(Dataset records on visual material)
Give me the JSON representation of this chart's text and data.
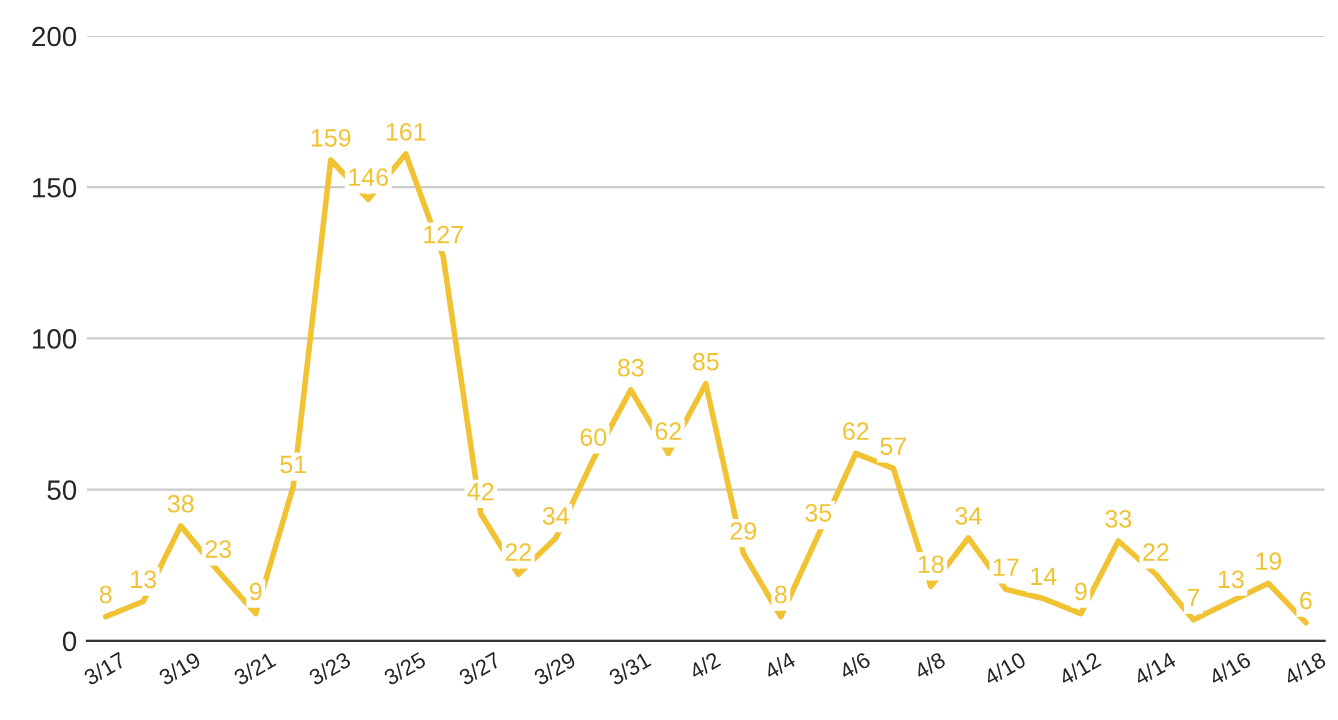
{
  "chart_data": {
    "type": "line",
    "categories": [
      "3/17",
      null,
      "3/19",
      null,
      "3/21",
      null,
      "3/23",
      null,
      "3/25",
      null,
      "3/27",
      null,
      "3/29",
      null,
      "3/31",
      null,
      "4/2",
      null,
      "4/4",
      null,
      "4/6",
      null,
      "4/8",
      null,
      "4/10",
      null,
      "4/12",
      null,
      "4/14",
      null,
      "4/16",
      null,
      "4/18"
    ],
    "series": [
      {
        "color": "#f1c232",
        "values": [
          8,
          13,
          38,
          23,
          9,
          51,
          159,
          146,
          161,
          127,
          42,
          22,
          34,
          60,
          83,
          62,
          85,
          29,
          8,
          35,
          62,
          57,
          18,
          34,
          17,
          14,
          9,
          33,
          22,
          7,
          13,
          19,
          6
        ]
      }
    ],
    "ylim": [
      0,
      200
    ],
    "yticks": [
      0,
      50,
      100,
      150,
      200
    ],
    "grid": "y",
    "data_labels": true,
    "marker": "none",
    "line_style": "solid",
    "legend": false
  }
}
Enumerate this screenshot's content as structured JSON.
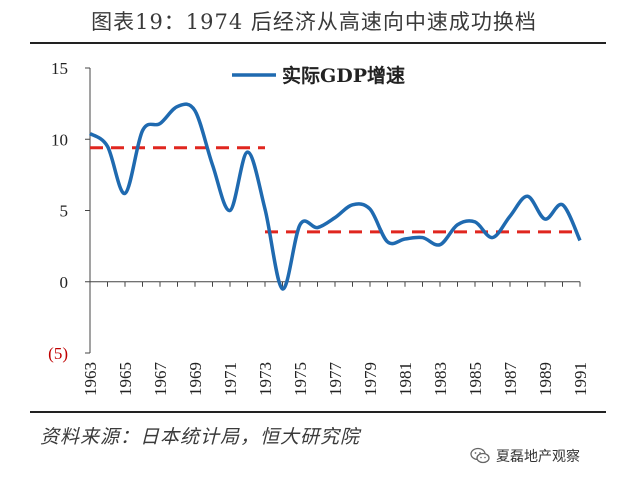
{
  "page": {
    "title": "图表19：1974 后经济从高速向中速成功换档",
    "source": "资料来源：日本统计局，恒大研究院",
    "watermark": "夏磊地产观察"
  },
  "chart_data": {
    "type": "line",
    "title": "图表19：1974 后经济从高速向中速成功换档",
    "xlabel": "",
    "ylabel": "",
    "ylim": [
      -5,
      15
    ],
    "yticks": [
      15,
      10,
      5,
      0,
      -5
    ],
    "ytick_labels": [
      "15",
      "10",
      "5",
      "0",
      "(5)"
    ],
    "xticks": [
      "1963",
      "1965",
      "1967",
      "1969",
      "1971",
      "1973",
      "1975",
      "1977",
      "1979",
      "1981",
      "1983",
      "1985",
      "1987",
      "1989",
      "1991"
    ],
    "xlim": [
      1963,
      1991
    ],
    "legend": {
      "position": "top-center",
      "label": "实际GDP增速"
    },
    "colors": {
      "series": "#1f6ab0",
      "reference": "#e0261f",
      "negative_tick": "#c00000"
    },
    "series": [
      {
        "name": "实际GDP增速",
        "x": [
          1963,
          1964,
          1965,
          1966,
          1967,
          1968,
          1969,
          1970,
          1971,
          1972,
          1973,
          1974,
          1975,
          1976,
          1977,
          1978,
          1979,
          1980,
          1981,
          1982,
          1983,
          1984,
          1985,
          1986,
          1987,
          1988,
          1989,
          1990,
          1991
        ],
        "values": [
          10.4,
          9.5,
          6.2,
          10.6,
          11.1,
          12.3,
          12.0,
          8.2,
          5.0,
          9.1,
          5.1,
          -0.5,
          4.0,
          3.8,
          4.5,
          5.4,
          5.1,
          2.8,
          3.0,
          3.1,
          2.6,
          4.0,
          4.2,
          3.1,
          4.6,
          6.0,
          4.4,
          5.4,
          2.9
        ]
      }
    ],
    "reference_lines": [
      {
        "x": [
          1963,
          1973
        ],
        "value": 9.4
      },
      {
        "x": [
          1973,
          1991
        ],
        "value": 3.5
      }
    ]
  }
}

- Task description
Leave out the pictures and print every line of the data exactly.

- Solution to this task
Give me the JSON representation of this chart's text and data.
{
  "chart_data": {
    "type": "line",
    "categories": [
      "3/17",
      null,
      "3/19",
      null,
      "3/21",
      null,
      "3/23",
      null,
      "3/25",
      null,
      "3/27",
      null,
      "3/29",
      null,
      "3/31",
      null,
      "4/2",
      null,
      "4/4",
      null,
      "4/6",
      null,
      "4/8",
      null,
      "4/10",
      null,
      "4/12",
      null,
      "4/14",
      null,
      "4/16",
      null,
      "4/18"
    ],
    "series": [
      {
        "color": "#f1c232",
        "values": [
          8,
          13,
          38,
          23,
          9,
          51,
          159,
          146,
          161,
          127,
          42,
          22,
          34,
          60,
          83,
          62,
          85,
          29,
          8,
          35,
          62,
          57,
          18,
          34,
          17,
          14,
          9,
          33,
          22,
          7,
          13,
          19,
          6
        ]
      }
    ],
    "ylim": [
      0,
      200
    ],
    "yticks": [
      0,
      50,
      100,
      150,
      200
    ],
    "grid": "y",
    "data_labels": true,
    "marker": "none",
    "line_style": "solid",
    "legend": false
  }
}
Enumerate this screenshot's content as structured JSON.
{
  "page": {
    "title": "图表19：1974 后经济从高速向中速成功换档",
    "source": "资料来源：日本统计局，恒大研究院",
    "watermark": "夏磊地产观察"
  },
  "chart_data": {
    "type": "line",
    "title": "图表19：1974 后经济从高速向中速成功换档",
    "xlabel": "",
    "ylabel": "",
    "ylim": [
      -5,
      15
    ],
    "yticks": [
      15,
      10,
      5,
      0,
      -5
    ],
    "ytick_labels": [
      "15",
      "10",
      "5",
      "0",
      "(5)"
    ],
    "xticks": [
      "1963",
      "1965",
      "1967",
      "1969",
      "1971",
      "1973",
      "1975",
      "1977",
      "1979",
      "1981",
      "1983",
      "1985",
      "1987",
      "1989",
      "1991"
    ],
    "xlim": [
      1963,
      1991
    ],
    "legend": {
      "position": "top-center",
      "label": "实际GDP增速"
    },
    "colors": {
      "series": "#1f6ab0",
      "reference": "#e0261f",
      "negative_tick": "#c00000"
    },
    "series": [
      {
        "name": "实际GDP增速",
        "x": [
          1963,
          1964,
          1965,
          1966,
          1967,
          1968,
          1969,
          1970,
          1971,
          1972,
          1973,
          1974,
          1975,
          1976,
          1977,
          1978,
          1979,
          1980,
          1981,
          1982,
          1983,
          1984,
          1985,
          1986,
          1987,
          1988,
          1989,
          1990,
          1991
        ],
        "values": [
          10.4,
          9.5,
          6.2,
          10.6,
          11.1,
          12.3,
          12.0,
          8.2,
          5.0,
          9.1,
          5.1,
          -0.5,
          4.0,
          3.8,
          4.5,
          5.4,
          5.1,
          2.8,
          3.0,
          3.1,
          2.6,
          4.0,
          4.2,
          3.1,
          4.6,
          6.0,
          4.4,
          5.4,
          2.9
        ]
      }
    ],
    "reference_lines": [
      {
        "x": [
          1963,
          1973
        ],
        "value": 9.4
      },
      {
        "x": [
          1973,
          1991
        ],
        "value": 3.5
      }
    ]
  }
}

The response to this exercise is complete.